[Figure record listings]
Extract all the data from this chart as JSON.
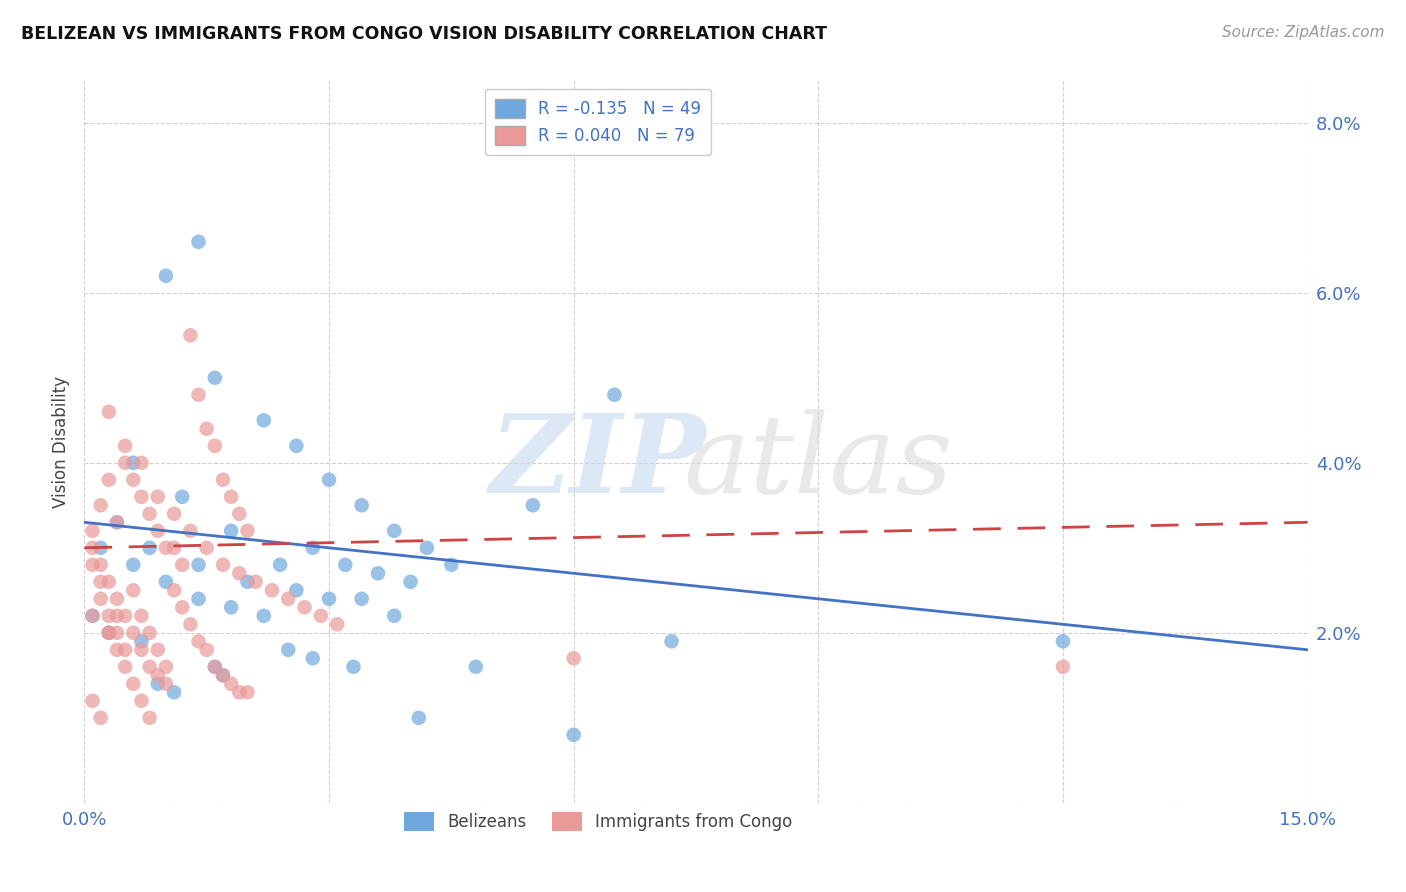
{
  "title": "BELIZEAN VS IMMIGRANTS FROM CONGO VISION DISABILITY CORRELATION CHART",
  "source": "Source: ZipAtlas.com",
  "ylabel": "Vision Disability",
  "xlim": [
    0.0,
    0.15
  ],
  "ylim": [
    0.0,
    0.085
  ],
  "belizean_color": "#6fa8dc",
  "congo_color": "#ea9999",
  "belizean_line_color": "#4472c4",
  "congo_line_color": "#cc4444",
  "belizean_R": -0.135,
  "belizean_N": 49,
  "congo_R": 0.04,
  "congo_N": 79,
  "belizean_x": [
    0.014,
    0.01,
    0.016,
    0.022,
    0.026,
    0.03,
    0.034,
    0.038,
    0.042,
    0.006,
    0.012,
    0.018,
    0.024,
    0.028,
    0.032,
    0.036,
    0.04,
    0.004,
    0.008,
    0.014,
    0.02,
    0.026,
    0.03,
    0.034,
    0.002,
    0.006,
    0.01,
    0.014,
    0.018,
    0.022,
    0.055,
    0.065,
    0.12,
    0.001,
    0.003,
    0.007,
    0.045,
    0.028,
    0.072,
    0.038,
    0.016,
    0.025,
    0.009,
    0.017,
    0.033,
    0.048,
    0.011,
    0.041,
    0.06
  ],
  "belizean_y": [
    0.066,
    0.062,
    0.05,
    0.045,
    0.042,
    0.038,
    0.035,
    0.032,
    0.03,
    0.04,
    0.036,
    0.032,
    0.028,
    0.03,
    0.028,
    0.027,
    0.026,
    0.033,
    0.03,
    0.028,
    0.026,
    0.025,
    0.024,
    0.024,
    0.03,
    0.028,
    0.026,
    0.024,
    0.023,
    0.022,
    0.035,
    0.048,
    0.019,
    0.022,
    0.02,
    0.019,
    0.028,
    0.017,
    0.019,
    0.022,
    0.016,
    0.018,
    0.014,
    0.015,
    0.016,
    0.016,
    0.013,
    0.01,
    0.008
  ],
  "congo_x": [
    0.001,
    0.001,
    0.002,
    0.002,
    0.003,
    0.003,
    0.004,
    0.004,
    0.005,
    0.005,
    0.006,
    0.006,
    0.007,
    0.007,
    0.008,
    0.008,
    0.009,
    0.009,
    0.01,
    0.01,
    0.011,
    0.011,
    0.012,
    0.012,
    0.013,
    0.013,
    0.014,
    0.014,
    0.015,
    0.015,
    0.016,
    0.016,
    0.017,
    0.017,
    0.018,
    0.018,
    0.019,
    0.019,
    0.02,
    0.02,
    0.003,
    0.005,
    0.007,
    0.009,
    0.011,
    0.013,
    0.015,
    0.017,
    0.019,
    0.021,
    0.023,
    0.025,
    0.027,
    0.029,
    0.031,
    0.001,
    0.002,
    0.003,
    0.004,
    0.005,
    0.006,
    0.007,
    0.008,
    0.009,
    0.01,
    0.06,
    0.12,
    0.002,
    0.004,
    0.003,
    0.001,
    0.002,
    0.001,
    0.003,
    0.004,
    0.005,
    0.006,
    0.007,
    0.008
  ],
  "congo_y": [
    0.032,
    0.028,
    0.035,
    0.026,
    0.038,
    0.022,
    0.033,
    0.02,
    0.04,
    0.018,
    0.038,
    0.025,
    0.036,
    0.022,
    0.034,
    0.02,
    0.032,
    0.018,
    0.03,
    0.016,
    0.03,
    0.025,
    0.028,
    0.023,
    0.055,
    0.021,
    0.048,
    0.019,
    0.044,
    0.018,
    0.042,
    0.016,
    0.038,
    0.015,
    0.036,
    0.014,
    0.034,
    0.013,
    0.032,
    0.013,
    0.046,
    0.042,
    0.04,
    0.036,
    0.034,
    0.032,
    0.03,
    0.028,
    0.027,
    0.026,
    0.025,
    0.024,
    0.023,
    0.022,
    0.021,
    0.03,
    0.028,
    0.026,
    0.024,
    0.022,
    0.02,
    0.018,
    0.016,
    0.015,
    0.014,
    0.017,
    0.016,
    0.024,
    0.022,
    0.02,
    0.012,
    0.01,
    0.022,
    0.02,
    0.018,
    0.016,
    0.014,
    0.012,
    0.01
  ]
}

**Description of the task**
Repeat the listing in full and exactly. Leave any pictures out.

**Exercise result**
Extract all the data from this chart as JSON.
{
  "title": "BELIZEAN VS IMMIGRANTS FROM CONGO VISION DISABILITY CORRELATION CHART",
  "source": "Source: ZipAtlas.com",
  "ylabel": "Vision Disability",
  "xlim": [
    0.0,
    0.15
  ],
  "ylim": [
    0.0,
    0.085
  ],
  "belizean_color": "#6fa8dc",
  "congo_color": "#ea9999",
  "belizean_line_color": "#4472c4",
  "congo_line_color": "#cc4444",
  "belizean_R": -0.135,
  "belizean_N": 49,
  "congo_R": 0.04,
  "congo_N": 79,
  "belizean_x": [
    0.014,
    0.01,
    0.016,
    0.022,
    0.026,
    0.03,
    0.034,
    0.038,
    0.042,
    0.006,
    0.012,
    0.018,
    0.024,
    0.028,
    0.032,
    0.036,
    0.04,
    0.004,
    0.008,
    0.014,
    0.02,
    0.026,
    0.03,
    0.034,
    0.002,
    0.006,
    0.01,
    0.014,
    0.018,
    0.022,
    0.055,
    0.065,
    0.12,
    0.001,
    0.003,
    0.007,
    0.045,
    0.028,
    0.072,
    0.038,
    0.016,
    0.025,
    0.009,
    0.017,
    0.033,
    0.048,
    0.011,
    0.041,
    0.06
  ],
  "belizean_y": [
    0.066,
    0.062,
    0.05,
    0.045,
    0.042,
    0.038,
    0.035,
    0.032,
    0.03,
    0.04,
    0.036,
    0.032,
    0.028,
    0.03,
    0.028,
    0.027,
    0.026,
    0.033,
    0.03,
    0.028,
    0.026,
    0.025,
    0.024,
    0.024,
    0.03,
    0.028,
    0.026,
    0.024,
    0.023,
    0.022,
    0.035,
    0.048,
    0.019,
    0.022,
    0.02,
    0.019,
    0.028,
    0.017,
    0.019,
    0.022,
    0.016,
    0.018,
    0.014,
    0.015,
    0.016,
    0.016,
    0.013,
    0.01,
    0.008
  ],
  "congo_x": [
    0.001,
    0.001,
    0.002,
    0.002,
    0.003,
    0.003,
    0.004,
    0.004,
    0.005,
    0.005,
    0.006,
    0.006,
    0.007,
    0.007,
    0.008,
    0.008,
    0.009,
    0.009,
    0.01,
    0.01,
    0.011,
    0.011,
    0.012,
    0.012,
    0.013,
    0.013,
    0.014,
    0.014,
    0.015,
    0.015,
    0.016,
    0.016,
    0.017,
    0.017,
    0.018,
    0.018,
    0.019,
    0.019,
    0.02,
    0.02,
    0.003,
    0.005,
    0.007,
    0.009,
    0.011,
    0.013,
    0.015,
    0.017,
    0.019,
    0.021,
    0.023,
    0.025,
    0.027,
    0.029,
    0.031,
    0.001,
    0.002,
    0.003,
    0.004,
    0.005,
    0.006,
    0.007,
    0.008,
    0.009,
    0.01,
    0.06,
    0.12,
    0.002,
    0.004,
    0.003,
    0.001,
    0.002,
    0.001,
    0.003,
    0.004,
    0.005,
    0.006,
    0.007,
    0.008
  ],
  "congo_y": [
    0.032,
    0.028,
    0.035,
    0.026,
    0.038,
    0.022,
    0.033,
    0.02,
    0.04,
    0.018,
    0.038,
    0.025,
    0.036,
    0.022,
    0.034,
    0.02,
    0.032,
    0.018,
    0.03,
    0.016,
    0.03,
    0.025,
    0.028,
    0.023,
    0.055,
    0.021,
    0.048,
    0.019,
    0.044,
    0.018,
    0.042,
    0.016,
    0.038,
    0.015,
    0.036,
    0.014,
    0.034,
    0.013,
    0.032,
    0.013,
    0.046,
    0.042,
    0.04,
    0.036,
    0.034,
    0.032,
    0.03,
    0.028,
    0.027,
    0.026,
    0.025,
    0.024,
    0.023,
    0.022,
    0.021,
    0.03,
    0.028,
    0.026,
    0.024,
    0.022,
    0.02,
    0.018,
    0.016,
    0.015,
    0.014,
    0.017,
    0.016,
    0.024,
    0.022,
    0.02,
    0.012,
    0.01,
    0.022,
    0.02,
    0.018,
    0.016,
    0.014,
    0.012,
    0.01
  ]
}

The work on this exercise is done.